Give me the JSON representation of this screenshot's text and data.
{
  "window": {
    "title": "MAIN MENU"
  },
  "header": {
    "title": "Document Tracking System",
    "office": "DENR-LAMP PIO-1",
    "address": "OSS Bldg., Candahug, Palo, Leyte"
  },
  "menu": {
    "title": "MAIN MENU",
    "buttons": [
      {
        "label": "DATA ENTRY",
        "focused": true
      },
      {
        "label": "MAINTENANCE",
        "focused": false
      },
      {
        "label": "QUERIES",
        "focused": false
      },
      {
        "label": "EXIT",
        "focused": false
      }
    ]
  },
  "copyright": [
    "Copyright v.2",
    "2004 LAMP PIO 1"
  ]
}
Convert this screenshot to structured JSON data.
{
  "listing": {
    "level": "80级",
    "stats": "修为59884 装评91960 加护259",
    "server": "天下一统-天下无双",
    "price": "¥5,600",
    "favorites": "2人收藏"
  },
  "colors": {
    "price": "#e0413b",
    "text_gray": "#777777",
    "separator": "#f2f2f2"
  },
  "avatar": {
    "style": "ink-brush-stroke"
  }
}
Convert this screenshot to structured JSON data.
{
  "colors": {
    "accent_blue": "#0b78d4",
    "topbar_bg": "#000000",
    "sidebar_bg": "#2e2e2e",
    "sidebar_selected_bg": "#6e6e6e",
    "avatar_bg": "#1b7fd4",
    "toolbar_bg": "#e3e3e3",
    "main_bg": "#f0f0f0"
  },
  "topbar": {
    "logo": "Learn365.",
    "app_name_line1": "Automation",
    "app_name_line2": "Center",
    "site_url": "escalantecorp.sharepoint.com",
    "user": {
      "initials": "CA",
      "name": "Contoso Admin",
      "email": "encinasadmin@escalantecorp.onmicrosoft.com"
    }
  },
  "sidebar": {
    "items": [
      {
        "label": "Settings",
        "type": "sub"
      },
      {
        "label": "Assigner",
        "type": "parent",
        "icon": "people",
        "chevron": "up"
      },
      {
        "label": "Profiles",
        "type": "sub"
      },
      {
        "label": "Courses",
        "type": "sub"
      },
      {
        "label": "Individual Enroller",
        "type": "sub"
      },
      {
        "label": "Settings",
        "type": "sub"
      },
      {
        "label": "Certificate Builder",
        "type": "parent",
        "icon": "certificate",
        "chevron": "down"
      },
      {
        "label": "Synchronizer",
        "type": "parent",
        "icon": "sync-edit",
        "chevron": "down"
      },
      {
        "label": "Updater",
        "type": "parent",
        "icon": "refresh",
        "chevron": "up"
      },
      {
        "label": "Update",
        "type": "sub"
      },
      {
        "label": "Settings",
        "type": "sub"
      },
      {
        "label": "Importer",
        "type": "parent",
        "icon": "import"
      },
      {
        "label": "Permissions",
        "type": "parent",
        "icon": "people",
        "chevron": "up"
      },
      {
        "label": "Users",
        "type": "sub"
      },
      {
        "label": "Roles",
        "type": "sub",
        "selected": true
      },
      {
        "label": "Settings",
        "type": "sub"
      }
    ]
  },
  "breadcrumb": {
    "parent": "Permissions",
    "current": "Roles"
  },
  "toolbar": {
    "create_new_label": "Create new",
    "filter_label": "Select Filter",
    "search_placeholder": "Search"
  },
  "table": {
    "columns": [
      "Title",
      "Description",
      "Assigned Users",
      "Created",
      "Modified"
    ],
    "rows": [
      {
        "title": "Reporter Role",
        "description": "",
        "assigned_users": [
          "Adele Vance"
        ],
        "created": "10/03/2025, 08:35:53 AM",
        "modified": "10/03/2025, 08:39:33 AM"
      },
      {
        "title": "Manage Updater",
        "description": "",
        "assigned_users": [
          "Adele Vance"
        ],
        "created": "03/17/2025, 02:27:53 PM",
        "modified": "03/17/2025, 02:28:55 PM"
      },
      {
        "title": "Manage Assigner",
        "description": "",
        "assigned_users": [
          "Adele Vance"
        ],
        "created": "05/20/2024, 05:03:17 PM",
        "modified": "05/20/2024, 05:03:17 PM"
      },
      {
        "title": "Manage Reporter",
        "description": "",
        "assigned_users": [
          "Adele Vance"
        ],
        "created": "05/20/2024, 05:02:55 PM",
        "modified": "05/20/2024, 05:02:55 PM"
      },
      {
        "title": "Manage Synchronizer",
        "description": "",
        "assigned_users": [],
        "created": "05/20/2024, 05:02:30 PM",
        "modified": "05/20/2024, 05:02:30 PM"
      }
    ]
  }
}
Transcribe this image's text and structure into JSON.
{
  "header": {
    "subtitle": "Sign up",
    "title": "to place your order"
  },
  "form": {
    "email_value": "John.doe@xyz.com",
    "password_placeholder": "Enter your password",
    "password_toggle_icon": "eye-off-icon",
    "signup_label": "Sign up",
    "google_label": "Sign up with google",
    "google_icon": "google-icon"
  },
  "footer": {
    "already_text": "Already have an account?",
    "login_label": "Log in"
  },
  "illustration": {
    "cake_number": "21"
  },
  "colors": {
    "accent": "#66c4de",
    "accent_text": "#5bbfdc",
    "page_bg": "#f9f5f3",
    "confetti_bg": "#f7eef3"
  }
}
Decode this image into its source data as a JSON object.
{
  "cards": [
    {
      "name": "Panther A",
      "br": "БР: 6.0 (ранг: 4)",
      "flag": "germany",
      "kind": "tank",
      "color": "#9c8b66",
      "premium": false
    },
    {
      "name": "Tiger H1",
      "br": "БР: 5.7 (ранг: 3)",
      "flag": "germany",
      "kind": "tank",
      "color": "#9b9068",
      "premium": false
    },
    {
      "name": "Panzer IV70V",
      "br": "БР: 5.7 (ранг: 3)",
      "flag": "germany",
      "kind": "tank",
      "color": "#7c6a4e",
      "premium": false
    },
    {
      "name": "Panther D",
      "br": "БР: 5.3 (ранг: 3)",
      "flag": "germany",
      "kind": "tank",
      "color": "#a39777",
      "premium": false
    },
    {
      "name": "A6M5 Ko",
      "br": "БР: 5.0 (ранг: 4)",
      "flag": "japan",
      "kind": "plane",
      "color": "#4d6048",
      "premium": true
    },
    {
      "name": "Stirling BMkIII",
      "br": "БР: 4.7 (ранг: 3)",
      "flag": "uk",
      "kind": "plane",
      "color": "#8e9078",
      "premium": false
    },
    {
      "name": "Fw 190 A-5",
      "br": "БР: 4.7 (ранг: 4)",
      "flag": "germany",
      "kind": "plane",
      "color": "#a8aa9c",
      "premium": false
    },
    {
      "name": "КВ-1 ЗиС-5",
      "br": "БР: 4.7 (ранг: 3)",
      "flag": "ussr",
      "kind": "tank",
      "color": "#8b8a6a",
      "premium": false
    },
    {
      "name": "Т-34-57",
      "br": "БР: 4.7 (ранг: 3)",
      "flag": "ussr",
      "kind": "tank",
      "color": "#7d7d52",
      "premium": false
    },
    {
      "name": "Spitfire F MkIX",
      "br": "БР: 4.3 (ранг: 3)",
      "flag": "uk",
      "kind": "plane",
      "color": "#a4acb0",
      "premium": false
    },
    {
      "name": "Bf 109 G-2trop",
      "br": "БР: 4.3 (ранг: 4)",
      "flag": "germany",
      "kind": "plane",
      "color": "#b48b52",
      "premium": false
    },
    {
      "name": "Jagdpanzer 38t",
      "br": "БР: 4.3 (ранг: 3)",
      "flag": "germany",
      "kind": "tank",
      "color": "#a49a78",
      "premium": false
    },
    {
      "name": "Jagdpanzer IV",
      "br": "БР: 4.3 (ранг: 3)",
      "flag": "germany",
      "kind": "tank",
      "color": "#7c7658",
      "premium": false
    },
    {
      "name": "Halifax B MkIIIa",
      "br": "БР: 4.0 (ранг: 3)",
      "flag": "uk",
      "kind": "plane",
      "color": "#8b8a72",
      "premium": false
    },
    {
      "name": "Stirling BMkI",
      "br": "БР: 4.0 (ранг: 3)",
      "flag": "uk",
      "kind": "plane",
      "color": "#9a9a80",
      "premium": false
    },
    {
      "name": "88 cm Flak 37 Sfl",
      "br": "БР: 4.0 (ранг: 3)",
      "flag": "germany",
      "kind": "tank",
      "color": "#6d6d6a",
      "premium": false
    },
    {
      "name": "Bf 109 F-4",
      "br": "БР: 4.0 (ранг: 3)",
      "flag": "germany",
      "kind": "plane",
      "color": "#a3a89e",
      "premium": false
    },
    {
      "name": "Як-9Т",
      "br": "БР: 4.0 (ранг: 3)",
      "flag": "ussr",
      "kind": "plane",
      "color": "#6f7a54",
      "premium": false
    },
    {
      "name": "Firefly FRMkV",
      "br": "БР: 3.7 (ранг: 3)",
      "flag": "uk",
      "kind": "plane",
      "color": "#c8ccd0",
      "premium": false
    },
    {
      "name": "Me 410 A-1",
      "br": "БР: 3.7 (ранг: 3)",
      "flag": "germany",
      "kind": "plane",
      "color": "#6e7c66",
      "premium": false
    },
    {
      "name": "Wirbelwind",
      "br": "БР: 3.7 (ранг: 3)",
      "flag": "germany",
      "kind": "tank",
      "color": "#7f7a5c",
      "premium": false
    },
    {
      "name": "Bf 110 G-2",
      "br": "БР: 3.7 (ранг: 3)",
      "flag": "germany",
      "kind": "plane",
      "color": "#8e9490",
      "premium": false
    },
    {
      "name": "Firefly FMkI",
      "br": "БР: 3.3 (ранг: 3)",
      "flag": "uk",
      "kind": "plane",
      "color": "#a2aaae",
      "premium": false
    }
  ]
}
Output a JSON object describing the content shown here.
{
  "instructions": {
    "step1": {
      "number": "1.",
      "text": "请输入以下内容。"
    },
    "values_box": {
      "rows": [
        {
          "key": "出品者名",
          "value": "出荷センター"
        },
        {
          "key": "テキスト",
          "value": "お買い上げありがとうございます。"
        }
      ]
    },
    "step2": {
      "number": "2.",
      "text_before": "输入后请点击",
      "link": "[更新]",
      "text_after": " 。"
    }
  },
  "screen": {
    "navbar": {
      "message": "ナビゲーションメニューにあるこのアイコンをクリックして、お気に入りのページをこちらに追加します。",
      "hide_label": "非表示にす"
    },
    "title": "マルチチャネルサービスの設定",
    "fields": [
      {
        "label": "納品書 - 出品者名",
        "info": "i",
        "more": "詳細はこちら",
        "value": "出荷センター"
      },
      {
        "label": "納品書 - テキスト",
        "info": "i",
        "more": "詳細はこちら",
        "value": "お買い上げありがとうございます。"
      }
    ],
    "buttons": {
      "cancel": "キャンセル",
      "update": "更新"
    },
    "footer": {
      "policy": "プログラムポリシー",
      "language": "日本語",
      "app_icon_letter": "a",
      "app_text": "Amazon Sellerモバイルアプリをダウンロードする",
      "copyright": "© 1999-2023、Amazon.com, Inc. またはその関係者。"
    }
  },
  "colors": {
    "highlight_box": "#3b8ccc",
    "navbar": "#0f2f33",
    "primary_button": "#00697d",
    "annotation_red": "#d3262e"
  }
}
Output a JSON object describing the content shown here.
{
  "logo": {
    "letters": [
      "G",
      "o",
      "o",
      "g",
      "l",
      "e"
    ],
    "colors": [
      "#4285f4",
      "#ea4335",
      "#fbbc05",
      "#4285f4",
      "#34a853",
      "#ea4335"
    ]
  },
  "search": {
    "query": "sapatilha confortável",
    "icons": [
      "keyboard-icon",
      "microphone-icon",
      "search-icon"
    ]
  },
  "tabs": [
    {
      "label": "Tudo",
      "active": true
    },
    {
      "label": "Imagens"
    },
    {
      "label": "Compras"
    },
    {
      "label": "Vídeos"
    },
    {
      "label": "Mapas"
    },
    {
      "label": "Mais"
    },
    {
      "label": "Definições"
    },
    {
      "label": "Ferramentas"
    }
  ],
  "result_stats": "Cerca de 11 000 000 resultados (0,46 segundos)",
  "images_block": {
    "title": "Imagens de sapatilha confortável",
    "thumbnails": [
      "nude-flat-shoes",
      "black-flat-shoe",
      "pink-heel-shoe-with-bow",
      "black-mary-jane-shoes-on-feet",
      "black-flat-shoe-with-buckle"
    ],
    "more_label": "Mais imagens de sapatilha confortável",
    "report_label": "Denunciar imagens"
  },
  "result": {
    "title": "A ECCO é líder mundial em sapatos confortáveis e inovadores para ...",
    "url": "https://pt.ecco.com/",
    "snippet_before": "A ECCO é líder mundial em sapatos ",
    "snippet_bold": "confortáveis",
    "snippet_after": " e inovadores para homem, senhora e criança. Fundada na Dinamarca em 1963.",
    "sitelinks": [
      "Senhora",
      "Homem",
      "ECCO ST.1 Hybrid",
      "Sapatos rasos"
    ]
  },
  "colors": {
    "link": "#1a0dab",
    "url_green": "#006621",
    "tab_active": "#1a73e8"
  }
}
# # # # #
The exercise
Search the lines above for the string "Assigner", then show every one that has it.

Correct response
        "label": "Assigner",
        "title": "Manage Assigner",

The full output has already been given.